## START
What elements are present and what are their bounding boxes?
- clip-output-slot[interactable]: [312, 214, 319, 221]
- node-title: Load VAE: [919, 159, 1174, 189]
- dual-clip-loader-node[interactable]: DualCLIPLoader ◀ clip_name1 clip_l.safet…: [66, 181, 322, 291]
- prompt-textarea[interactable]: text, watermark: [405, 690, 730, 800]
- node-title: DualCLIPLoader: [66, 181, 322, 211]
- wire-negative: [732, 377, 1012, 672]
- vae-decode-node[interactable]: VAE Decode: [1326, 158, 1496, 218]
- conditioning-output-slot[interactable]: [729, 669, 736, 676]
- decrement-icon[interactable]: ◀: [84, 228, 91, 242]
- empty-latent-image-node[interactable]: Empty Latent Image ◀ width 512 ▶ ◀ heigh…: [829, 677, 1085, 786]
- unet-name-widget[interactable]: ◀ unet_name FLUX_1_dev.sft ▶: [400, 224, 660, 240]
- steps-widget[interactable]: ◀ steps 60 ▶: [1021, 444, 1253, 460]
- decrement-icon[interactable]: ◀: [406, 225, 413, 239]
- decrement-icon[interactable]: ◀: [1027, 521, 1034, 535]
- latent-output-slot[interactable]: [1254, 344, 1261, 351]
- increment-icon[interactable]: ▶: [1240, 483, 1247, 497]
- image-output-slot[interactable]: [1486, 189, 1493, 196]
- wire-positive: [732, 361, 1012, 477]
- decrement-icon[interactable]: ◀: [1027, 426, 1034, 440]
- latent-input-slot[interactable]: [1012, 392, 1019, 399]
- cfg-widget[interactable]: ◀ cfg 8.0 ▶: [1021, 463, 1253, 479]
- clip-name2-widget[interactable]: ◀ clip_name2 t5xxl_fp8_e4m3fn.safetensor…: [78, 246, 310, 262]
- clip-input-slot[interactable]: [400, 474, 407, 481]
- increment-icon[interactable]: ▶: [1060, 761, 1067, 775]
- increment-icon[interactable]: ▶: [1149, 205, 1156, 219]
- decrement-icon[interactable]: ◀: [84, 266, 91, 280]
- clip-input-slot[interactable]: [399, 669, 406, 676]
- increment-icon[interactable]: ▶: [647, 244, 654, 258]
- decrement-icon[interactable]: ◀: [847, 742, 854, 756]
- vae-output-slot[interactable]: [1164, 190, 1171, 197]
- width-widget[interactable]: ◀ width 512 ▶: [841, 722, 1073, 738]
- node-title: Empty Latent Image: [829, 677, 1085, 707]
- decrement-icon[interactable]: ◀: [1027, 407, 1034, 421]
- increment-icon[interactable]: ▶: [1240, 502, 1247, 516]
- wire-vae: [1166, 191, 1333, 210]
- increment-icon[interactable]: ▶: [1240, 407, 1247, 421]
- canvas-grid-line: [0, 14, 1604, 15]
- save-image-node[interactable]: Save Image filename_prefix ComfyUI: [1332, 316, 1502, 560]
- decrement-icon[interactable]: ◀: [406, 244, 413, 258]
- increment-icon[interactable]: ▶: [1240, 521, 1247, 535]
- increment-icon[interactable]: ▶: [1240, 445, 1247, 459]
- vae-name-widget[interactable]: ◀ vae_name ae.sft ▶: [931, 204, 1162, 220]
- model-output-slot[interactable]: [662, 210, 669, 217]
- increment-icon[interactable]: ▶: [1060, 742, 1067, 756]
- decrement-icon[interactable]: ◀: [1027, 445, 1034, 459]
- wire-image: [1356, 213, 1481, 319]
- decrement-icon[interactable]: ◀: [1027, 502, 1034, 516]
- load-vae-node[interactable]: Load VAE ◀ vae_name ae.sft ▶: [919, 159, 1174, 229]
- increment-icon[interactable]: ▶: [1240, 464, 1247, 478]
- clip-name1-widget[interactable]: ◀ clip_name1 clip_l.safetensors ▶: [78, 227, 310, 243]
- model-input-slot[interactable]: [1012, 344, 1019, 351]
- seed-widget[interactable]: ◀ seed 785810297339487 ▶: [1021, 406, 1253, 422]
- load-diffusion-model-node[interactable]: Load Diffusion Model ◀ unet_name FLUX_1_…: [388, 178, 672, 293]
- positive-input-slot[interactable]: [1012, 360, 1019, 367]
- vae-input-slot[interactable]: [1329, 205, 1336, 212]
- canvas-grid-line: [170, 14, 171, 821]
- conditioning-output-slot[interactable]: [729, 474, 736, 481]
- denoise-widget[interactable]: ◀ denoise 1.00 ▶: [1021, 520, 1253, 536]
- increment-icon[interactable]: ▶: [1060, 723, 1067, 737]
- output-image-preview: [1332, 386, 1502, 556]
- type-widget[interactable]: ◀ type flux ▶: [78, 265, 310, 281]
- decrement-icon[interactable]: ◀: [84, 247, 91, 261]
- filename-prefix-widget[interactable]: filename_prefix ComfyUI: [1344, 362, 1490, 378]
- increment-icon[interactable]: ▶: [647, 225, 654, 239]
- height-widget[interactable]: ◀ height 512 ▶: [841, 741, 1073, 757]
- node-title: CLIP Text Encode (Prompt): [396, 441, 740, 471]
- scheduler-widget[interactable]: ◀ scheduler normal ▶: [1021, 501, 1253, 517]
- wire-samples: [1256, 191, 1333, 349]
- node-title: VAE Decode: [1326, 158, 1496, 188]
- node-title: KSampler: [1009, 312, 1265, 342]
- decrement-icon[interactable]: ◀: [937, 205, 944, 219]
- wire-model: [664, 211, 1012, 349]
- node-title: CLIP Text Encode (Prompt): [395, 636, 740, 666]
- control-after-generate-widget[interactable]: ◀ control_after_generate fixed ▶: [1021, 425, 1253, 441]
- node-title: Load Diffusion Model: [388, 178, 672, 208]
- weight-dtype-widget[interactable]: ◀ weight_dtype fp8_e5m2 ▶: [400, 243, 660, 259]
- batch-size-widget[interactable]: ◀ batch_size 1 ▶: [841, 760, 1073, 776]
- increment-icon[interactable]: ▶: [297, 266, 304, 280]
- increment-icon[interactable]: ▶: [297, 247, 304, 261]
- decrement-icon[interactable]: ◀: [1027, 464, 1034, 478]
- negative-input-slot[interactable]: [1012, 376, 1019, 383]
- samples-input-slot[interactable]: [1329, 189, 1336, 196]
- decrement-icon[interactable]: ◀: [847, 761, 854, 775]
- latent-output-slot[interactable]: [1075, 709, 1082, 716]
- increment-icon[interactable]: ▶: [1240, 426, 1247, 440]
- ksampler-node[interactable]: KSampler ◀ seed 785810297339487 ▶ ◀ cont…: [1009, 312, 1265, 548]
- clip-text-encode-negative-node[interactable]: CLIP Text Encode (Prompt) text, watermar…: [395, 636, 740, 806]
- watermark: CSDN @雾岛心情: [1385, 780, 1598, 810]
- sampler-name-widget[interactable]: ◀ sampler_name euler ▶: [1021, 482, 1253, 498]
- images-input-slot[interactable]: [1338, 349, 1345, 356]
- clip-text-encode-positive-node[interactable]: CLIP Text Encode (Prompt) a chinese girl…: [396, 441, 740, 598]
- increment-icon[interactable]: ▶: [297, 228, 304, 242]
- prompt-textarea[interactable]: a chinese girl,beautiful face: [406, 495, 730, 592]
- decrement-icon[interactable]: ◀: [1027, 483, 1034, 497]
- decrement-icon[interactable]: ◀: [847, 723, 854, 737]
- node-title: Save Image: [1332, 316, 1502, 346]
## END
** Set problem **
Reproduce the data word for word, starting at its first line and ending at the line containing "- node-title: DualCLIPLoader: [66, 181, 322, 211]", with that line included.

** Result of this exercise **
What elements are present and what are their bounding boxes?
- clip-output-slot[interactable]: [312, 214, 319, 221]
- node-title: Load VAE: [919, 159, 1174, 189]
- dual-clip-loader-node[interactable]: DualCLIPLoader ◀ clip_name1 clip_l.safet…: [66, 181, 322, 291]
- prompt-textarea[interactable]: text, watermark: [405, 690, 730, 800]
- node-title: DualCLIPLoader: [66, 181, 322, 211]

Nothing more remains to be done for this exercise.